Each line containing the word "text" must be collected.
****
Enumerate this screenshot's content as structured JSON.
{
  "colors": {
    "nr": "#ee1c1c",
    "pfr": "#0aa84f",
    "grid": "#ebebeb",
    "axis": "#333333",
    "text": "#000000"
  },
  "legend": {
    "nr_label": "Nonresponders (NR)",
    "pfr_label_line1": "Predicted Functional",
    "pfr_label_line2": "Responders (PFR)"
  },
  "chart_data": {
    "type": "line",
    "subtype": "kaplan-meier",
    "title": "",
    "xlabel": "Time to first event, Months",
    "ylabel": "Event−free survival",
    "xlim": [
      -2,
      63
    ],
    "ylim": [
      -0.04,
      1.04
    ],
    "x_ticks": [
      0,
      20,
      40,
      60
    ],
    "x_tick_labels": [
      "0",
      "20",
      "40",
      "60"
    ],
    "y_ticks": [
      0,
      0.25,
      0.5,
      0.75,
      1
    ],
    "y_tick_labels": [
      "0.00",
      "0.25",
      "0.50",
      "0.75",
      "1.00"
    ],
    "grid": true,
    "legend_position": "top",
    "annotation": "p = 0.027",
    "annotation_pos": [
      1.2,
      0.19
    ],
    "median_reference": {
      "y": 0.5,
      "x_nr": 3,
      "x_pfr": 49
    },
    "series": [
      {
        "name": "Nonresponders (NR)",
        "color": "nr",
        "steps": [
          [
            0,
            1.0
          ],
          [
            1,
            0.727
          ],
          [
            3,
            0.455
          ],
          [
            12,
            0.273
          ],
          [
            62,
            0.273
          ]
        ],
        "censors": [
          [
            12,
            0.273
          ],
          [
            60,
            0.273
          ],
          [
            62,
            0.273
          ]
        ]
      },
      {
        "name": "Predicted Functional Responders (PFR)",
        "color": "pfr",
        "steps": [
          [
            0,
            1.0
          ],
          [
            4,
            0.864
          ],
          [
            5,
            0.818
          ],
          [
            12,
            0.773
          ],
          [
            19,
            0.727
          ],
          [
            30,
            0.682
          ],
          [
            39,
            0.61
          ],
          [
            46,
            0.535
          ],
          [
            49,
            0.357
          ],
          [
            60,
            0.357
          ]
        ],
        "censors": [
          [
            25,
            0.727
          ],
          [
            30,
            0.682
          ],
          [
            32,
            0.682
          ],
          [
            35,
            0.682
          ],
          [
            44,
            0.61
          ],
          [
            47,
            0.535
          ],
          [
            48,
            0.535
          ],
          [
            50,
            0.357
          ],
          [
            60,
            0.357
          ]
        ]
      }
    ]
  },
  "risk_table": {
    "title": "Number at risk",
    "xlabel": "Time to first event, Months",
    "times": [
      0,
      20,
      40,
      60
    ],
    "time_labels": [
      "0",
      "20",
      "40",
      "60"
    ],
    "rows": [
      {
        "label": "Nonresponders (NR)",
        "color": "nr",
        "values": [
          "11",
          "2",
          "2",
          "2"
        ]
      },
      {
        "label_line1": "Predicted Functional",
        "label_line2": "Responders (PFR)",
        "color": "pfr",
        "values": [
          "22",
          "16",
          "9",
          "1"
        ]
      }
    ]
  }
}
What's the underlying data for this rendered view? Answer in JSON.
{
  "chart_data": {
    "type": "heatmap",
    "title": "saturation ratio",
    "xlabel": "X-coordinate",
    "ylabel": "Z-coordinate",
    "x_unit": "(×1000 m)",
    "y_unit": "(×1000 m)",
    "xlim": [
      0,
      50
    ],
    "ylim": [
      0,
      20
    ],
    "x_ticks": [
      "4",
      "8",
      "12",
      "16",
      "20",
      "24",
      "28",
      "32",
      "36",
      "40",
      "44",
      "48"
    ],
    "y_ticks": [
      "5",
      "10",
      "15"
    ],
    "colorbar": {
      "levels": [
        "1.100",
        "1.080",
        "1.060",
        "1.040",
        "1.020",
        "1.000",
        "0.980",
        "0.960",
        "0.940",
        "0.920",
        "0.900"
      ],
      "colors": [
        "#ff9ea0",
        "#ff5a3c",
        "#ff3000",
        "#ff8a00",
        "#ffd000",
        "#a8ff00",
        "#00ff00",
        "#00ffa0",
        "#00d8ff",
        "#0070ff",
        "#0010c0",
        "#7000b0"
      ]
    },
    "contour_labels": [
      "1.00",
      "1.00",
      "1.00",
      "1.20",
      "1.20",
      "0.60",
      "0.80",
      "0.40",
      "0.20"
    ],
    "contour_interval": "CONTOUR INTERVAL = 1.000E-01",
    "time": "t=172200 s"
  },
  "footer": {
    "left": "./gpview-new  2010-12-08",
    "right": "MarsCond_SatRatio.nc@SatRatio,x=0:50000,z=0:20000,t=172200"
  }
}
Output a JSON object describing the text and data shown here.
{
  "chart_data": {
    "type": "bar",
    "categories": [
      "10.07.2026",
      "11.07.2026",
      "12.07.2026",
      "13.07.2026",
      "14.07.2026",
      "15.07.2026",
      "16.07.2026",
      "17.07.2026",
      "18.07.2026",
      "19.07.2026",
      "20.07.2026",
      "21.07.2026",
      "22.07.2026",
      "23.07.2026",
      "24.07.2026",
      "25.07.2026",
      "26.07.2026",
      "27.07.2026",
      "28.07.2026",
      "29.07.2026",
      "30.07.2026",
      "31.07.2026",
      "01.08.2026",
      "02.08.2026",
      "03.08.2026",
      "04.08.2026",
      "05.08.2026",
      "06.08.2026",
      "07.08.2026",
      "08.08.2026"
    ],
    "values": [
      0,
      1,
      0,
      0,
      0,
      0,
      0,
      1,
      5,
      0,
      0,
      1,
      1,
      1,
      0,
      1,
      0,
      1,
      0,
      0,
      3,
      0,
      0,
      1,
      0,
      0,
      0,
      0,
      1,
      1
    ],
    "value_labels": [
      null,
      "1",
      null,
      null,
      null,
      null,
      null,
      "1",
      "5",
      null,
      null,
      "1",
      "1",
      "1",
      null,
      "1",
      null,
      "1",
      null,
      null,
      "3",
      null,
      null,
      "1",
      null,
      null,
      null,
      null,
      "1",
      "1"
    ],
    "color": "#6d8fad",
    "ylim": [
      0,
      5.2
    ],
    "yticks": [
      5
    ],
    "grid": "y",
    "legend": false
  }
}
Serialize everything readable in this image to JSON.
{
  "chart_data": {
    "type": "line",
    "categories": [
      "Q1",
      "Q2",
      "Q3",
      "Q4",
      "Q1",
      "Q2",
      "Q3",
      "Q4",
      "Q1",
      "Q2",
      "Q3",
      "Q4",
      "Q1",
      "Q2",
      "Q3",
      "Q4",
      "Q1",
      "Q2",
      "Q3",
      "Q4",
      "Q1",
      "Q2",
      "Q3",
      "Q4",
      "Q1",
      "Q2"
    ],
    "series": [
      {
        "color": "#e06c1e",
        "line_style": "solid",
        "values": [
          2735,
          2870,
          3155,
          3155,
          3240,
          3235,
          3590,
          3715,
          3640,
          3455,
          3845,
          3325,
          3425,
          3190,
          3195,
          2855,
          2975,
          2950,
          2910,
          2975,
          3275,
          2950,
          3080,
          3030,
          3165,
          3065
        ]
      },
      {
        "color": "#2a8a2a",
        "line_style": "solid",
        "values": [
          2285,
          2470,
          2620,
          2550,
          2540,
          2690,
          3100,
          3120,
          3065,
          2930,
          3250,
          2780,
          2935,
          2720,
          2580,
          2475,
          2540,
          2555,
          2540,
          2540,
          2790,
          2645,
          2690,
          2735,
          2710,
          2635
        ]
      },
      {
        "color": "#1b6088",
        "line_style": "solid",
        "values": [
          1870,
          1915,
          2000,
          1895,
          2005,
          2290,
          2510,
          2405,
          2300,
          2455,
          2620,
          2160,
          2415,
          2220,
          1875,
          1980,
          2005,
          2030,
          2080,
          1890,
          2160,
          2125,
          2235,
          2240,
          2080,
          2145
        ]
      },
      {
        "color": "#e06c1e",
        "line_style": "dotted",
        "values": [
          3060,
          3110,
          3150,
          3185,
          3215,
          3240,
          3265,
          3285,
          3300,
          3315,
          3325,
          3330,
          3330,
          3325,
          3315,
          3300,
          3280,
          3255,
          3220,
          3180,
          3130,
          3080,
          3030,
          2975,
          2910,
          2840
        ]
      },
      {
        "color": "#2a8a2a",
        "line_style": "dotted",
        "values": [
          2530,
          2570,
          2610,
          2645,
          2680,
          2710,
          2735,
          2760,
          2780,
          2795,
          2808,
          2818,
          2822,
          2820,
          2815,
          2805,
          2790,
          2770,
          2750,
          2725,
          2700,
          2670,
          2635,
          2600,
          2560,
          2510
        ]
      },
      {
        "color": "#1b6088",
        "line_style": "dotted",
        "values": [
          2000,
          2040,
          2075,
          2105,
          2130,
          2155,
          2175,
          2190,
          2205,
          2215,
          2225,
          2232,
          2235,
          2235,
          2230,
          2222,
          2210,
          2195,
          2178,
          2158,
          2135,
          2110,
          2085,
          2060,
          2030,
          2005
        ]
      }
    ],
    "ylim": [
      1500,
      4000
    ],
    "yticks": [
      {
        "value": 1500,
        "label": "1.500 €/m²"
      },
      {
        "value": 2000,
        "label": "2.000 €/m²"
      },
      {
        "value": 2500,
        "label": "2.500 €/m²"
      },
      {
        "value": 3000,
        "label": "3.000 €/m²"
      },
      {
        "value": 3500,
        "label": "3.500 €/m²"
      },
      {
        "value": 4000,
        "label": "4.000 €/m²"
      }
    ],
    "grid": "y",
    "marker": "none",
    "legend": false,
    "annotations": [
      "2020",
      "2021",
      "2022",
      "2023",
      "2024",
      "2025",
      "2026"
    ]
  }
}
****
Exercise response:
    "text": "#000000"
Output a JSON object describing the text and data shown here.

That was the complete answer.